Problem to work on: Search the data for the string "partizanai" and extract every line where it appears.

--- start of Information given ---

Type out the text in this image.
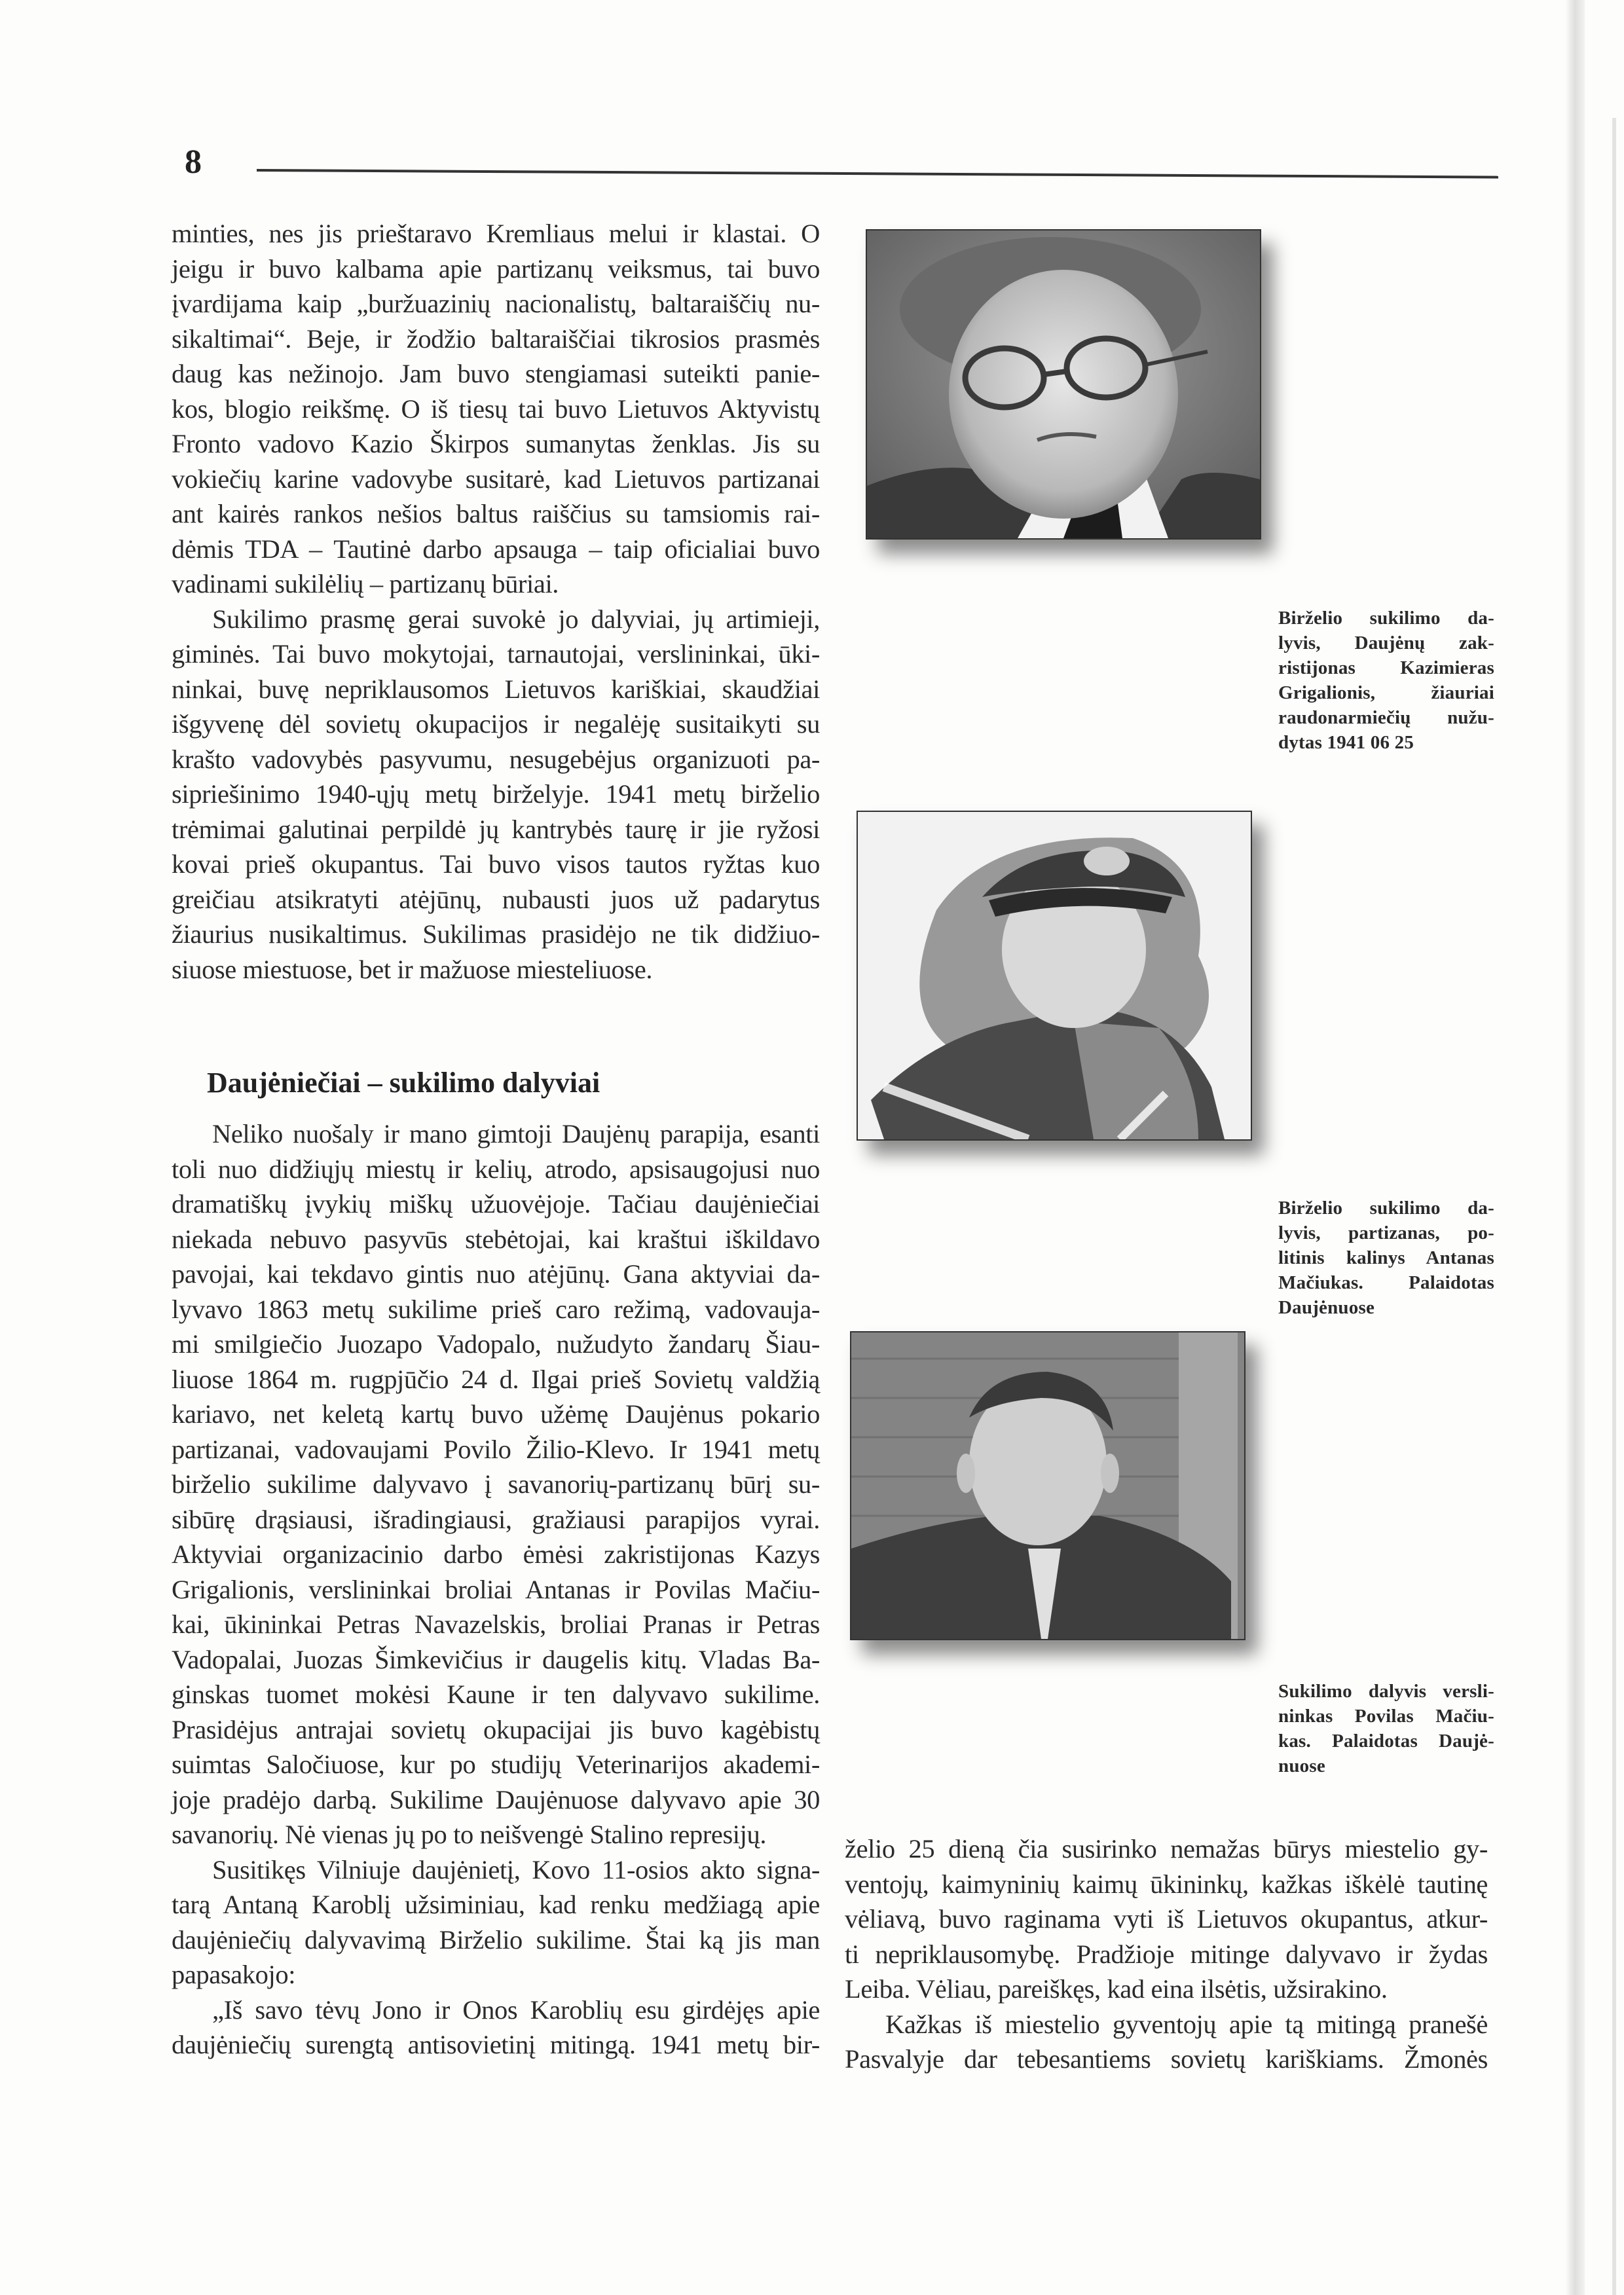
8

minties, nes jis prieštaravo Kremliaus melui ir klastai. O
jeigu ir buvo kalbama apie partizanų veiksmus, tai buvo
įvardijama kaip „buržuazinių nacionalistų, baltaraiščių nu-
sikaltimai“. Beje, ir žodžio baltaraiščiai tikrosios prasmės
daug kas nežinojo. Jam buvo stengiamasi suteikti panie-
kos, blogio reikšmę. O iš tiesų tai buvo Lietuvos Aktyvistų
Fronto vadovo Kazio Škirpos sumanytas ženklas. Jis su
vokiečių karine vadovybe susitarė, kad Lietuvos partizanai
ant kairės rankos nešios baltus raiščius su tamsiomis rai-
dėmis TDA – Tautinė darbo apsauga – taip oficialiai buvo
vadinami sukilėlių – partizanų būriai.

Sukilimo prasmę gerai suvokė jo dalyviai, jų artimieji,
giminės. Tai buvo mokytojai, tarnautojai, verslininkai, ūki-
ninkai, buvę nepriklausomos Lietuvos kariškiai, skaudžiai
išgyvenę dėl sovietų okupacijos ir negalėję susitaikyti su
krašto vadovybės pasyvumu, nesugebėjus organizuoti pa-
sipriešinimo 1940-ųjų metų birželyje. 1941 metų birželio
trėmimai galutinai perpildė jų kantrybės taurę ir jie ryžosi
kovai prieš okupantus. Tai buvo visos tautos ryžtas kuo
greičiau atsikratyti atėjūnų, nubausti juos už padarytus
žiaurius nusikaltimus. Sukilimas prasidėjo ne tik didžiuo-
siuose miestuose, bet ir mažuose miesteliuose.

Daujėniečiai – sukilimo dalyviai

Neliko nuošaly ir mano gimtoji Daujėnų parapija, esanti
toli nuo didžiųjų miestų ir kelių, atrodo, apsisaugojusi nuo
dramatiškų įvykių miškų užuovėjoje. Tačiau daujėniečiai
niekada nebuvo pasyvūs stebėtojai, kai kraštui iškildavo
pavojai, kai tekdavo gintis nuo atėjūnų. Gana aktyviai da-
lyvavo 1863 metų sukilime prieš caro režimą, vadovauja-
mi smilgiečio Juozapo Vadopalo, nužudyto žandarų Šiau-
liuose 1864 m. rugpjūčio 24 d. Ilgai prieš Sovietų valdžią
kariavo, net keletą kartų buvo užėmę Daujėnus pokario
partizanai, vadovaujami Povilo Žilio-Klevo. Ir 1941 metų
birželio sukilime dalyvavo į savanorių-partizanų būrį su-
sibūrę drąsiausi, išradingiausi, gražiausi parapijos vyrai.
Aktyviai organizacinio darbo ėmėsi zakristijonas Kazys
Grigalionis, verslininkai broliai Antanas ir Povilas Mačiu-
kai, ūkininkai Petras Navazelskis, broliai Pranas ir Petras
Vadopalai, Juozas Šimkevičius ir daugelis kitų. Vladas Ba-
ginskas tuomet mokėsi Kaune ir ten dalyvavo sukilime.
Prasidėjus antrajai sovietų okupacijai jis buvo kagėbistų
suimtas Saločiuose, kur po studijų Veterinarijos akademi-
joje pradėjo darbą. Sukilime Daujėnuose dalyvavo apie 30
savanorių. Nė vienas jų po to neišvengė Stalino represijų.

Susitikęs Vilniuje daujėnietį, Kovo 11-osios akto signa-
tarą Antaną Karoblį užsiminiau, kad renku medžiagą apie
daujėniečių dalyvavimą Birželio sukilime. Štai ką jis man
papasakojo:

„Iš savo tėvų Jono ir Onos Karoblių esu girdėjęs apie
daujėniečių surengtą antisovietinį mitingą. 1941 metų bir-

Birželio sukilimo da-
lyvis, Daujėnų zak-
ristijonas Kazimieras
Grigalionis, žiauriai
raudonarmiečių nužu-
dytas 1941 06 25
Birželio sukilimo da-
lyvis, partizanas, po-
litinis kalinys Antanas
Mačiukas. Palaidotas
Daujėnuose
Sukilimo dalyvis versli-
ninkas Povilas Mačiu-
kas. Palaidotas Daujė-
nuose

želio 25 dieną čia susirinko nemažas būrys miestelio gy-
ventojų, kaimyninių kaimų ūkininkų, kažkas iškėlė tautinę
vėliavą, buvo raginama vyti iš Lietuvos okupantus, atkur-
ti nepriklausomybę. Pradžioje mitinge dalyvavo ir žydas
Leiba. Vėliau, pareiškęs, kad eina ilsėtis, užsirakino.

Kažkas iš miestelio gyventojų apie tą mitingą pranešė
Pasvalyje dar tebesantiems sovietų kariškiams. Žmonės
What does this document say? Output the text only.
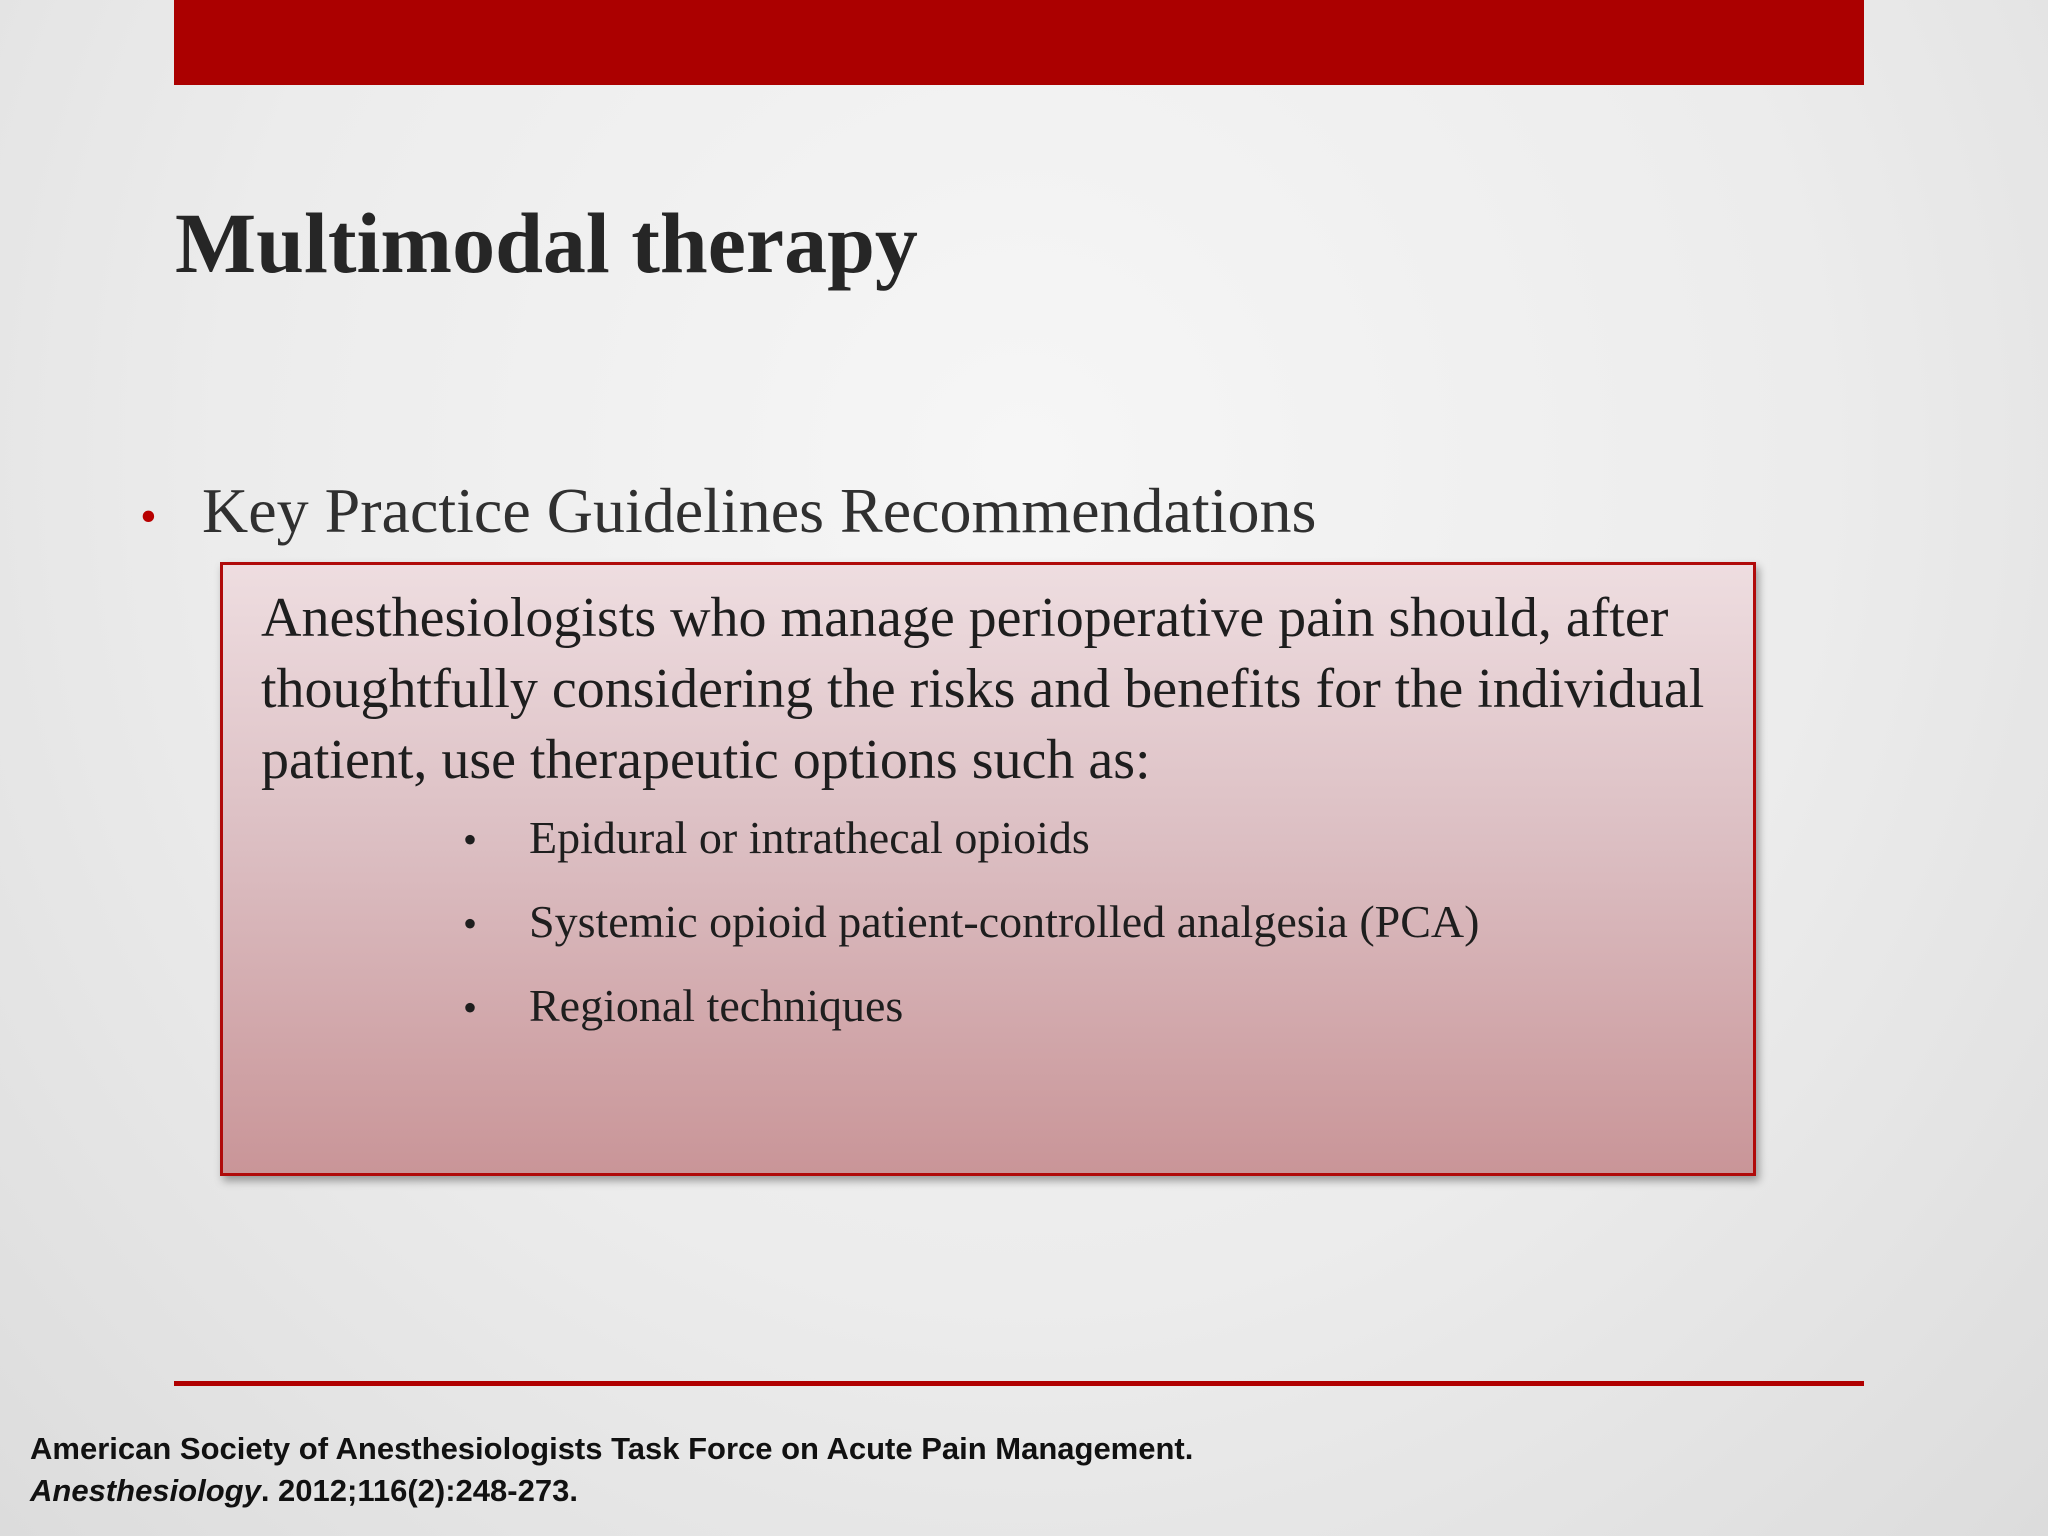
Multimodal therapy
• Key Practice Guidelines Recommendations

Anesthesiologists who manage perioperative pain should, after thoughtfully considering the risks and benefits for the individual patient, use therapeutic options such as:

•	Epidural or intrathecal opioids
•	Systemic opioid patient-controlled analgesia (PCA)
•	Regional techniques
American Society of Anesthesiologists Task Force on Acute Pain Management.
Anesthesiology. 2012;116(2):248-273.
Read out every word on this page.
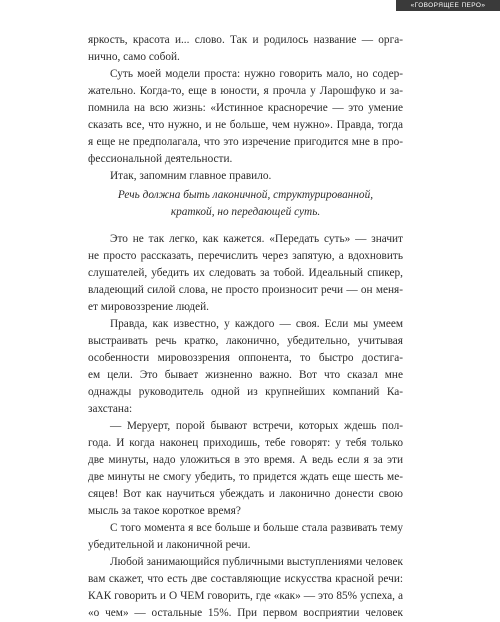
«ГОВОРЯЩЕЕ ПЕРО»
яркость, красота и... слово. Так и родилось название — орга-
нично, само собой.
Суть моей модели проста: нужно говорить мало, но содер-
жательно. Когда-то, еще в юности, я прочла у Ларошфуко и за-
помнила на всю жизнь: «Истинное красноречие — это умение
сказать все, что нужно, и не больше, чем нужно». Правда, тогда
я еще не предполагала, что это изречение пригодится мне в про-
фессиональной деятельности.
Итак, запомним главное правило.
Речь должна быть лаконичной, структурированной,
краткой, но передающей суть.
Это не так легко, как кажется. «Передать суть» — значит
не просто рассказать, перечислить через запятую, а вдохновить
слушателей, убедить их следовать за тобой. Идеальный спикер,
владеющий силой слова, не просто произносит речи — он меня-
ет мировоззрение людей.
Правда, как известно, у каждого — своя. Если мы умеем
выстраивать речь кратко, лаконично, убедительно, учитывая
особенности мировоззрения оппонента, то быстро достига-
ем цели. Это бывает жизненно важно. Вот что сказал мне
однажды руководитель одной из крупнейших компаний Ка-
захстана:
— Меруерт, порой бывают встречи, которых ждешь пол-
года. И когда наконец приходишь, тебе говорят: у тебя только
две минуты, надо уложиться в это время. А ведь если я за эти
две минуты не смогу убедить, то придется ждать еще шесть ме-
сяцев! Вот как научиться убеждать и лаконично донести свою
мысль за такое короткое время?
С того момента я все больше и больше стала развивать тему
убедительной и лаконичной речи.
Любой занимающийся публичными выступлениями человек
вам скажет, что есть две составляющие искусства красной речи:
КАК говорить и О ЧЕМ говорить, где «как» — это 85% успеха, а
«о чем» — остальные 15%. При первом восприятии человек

--- end of Information given ---

Solution to this problem:
vokiečių karine vadovybe susitarė, kad Lietuvos partizanai
partizanai, vadovaujami Povilo Žilio-Klevo. Ir 1941 metų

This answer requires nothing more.